[Records]
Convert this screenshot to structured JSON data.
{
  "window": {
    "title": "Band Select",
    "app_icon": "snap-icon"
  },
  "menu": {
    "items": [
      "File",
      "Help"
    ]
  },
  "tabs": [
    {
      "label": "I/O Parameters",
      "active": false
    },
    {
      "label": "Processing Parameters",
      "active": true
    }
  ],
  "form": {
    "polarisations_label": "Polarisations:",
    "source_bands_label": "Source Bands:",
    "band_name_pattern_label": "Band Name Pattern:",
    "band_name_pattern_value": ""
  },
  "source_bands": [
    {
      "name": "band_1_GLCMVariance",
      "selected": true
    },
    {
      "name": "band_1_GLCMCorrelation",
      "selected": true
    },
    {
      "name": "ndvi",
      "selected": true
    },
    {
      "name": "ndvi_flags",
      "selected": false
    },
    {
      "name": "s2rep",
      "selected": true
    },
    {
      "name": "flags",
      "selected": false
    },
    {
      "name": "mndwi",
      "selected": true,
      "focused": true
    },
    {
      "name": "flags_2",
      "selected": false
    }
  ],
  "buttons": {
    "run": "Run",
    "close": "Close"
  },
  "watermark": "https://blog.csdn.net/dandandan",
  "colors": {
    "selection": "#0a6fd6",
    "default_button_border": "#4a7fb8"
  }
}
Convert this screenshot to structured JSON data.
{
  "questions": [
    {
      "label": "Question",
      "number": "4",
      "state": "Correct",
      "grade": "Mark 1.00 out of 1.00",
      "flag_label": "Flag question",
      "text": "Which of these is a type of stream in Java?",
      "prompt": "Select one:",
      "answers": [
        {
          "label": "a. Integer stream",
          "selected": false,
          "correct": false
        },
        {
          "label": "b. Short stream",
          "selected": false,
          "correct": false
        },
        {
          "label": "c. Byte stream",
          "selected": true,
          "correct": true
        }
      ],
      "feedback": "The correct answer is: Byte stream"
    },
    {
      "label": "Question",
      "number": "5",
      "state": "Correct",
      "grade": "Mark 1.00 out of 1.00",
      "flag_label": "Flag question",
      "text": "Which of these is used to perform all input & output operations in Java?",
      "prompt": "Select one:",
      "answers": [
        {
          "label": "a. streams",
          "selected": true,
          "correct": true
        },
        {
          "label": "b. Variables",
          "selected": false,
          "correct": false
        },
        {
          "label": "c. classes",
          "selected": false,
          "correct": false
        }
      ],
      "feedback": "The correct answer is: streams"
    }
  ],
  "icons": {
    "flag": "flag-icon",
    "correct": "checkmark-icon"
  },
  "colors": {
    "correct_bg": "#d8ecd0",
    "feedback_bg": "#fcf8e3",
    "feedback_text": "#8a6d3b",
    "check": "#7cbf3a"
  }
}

**TASK STATEMENT**
Extract all the entries word for word.

**RESPONSE**
Convert this screenshot to structured JSON data.
{
  "window": {
    "title": "Band Select",
    "app_icon": "snap-icon"
  },
  "menu": {
    "items": [
      "File",
      "Help"
    ]
  },
  "tabs": [
    {
      "label": "I/O Parameters",
      "active": false
    },
    {
      "label": "Processing Parameters",
      "active": true
    }
  ],
  "form": {
    "polarisations_label": "Polarisations:",
    "source_bands_label": "Source Bands:",
    "band_name_pattern_label": "Band Name Pattern:",
    "band_name_pattern_value": ""
  },
  "source_bands": [
    {
      "name": "band_1_GLCMVariance",
      "selected": true
    },
    {
      "name": "band_1_GLCMCorrelation",
      "selected": true
    },
    {
      "name": "ndvi",
      "selected": true
    },
    {
      "name": "ndvi_flags",
      "selected": false
    },
    {
      "name": "s2rep",
      "selected": true
    },
    {
      "name": "flags",
      "selected": false
    },
    {
      "name": "mndwi",
      "selected": true,
      "focused": true
    },
    {
      "name": "flags_2",
      "selected": false
    }
  ],
  "buttons": {
    "run": "Run",
    "close": "Close"
  },
  "watermark": "https://blog.csdn.net/dandandan",
  "colors": {
    "selection": "#0a6fd6",
    "default_button_border": "#4a7fb8"
  }
}
Convert this screenshot to structured JSON data.
{
  "questions": [
    {
      "label": "Question",
      "number": "4",
      "state": "Correct",
      "grade": "Mark 1.00 out of 1.00",
      "flag_label": "Flag question",
      "text": "Which of these is a type of stream in Java?",
      "prompt": "Select one:",
      "answers": [
        {
          "label": "a. Integer stream",
          "selected": false,
          "correct": false
        },
        {
          "label": "b. Short stream",
          "selected": false,
          "correct": false
        },
        {
          "label": "c. Byte stream",
          "selected": true,
          "correct": true
        }
      ],
      "feedback": "The correct answer is: Byte stream"
    },
    {
      "label": "Question",
      "number": "5",
      "state": "Correct",
      "grade": "Mark 1.00 out of 1.00",
      "flag_label": "Flag question",
      "text": "Which of these is used to perform all input & output operations in Java?",
      "prompt": "Select one:",
      "answers": [
        {
          "label": "a. streams",
          "selected": true,
          "correct": true
        },
        {
          "label": "b. Variables",
          "selected": false,
          "correct": false
        },
        {
          "label": "c. classes",
          "selected": false,
          "correct": false
        }
      ],
      "feedback": "The correct answer is: streams"
    }
  ],
  "icons": {
    "flag": "flag-icon",
    "correct": "checkmark-icon"
  },
  "colors": {
    "correct_bg": "#d8ecd0",
    "feedback_bg": "#fcf8e3",
    "feedback_text": "#8a6d3b",
    "check": "#7cbf3a"
  }
}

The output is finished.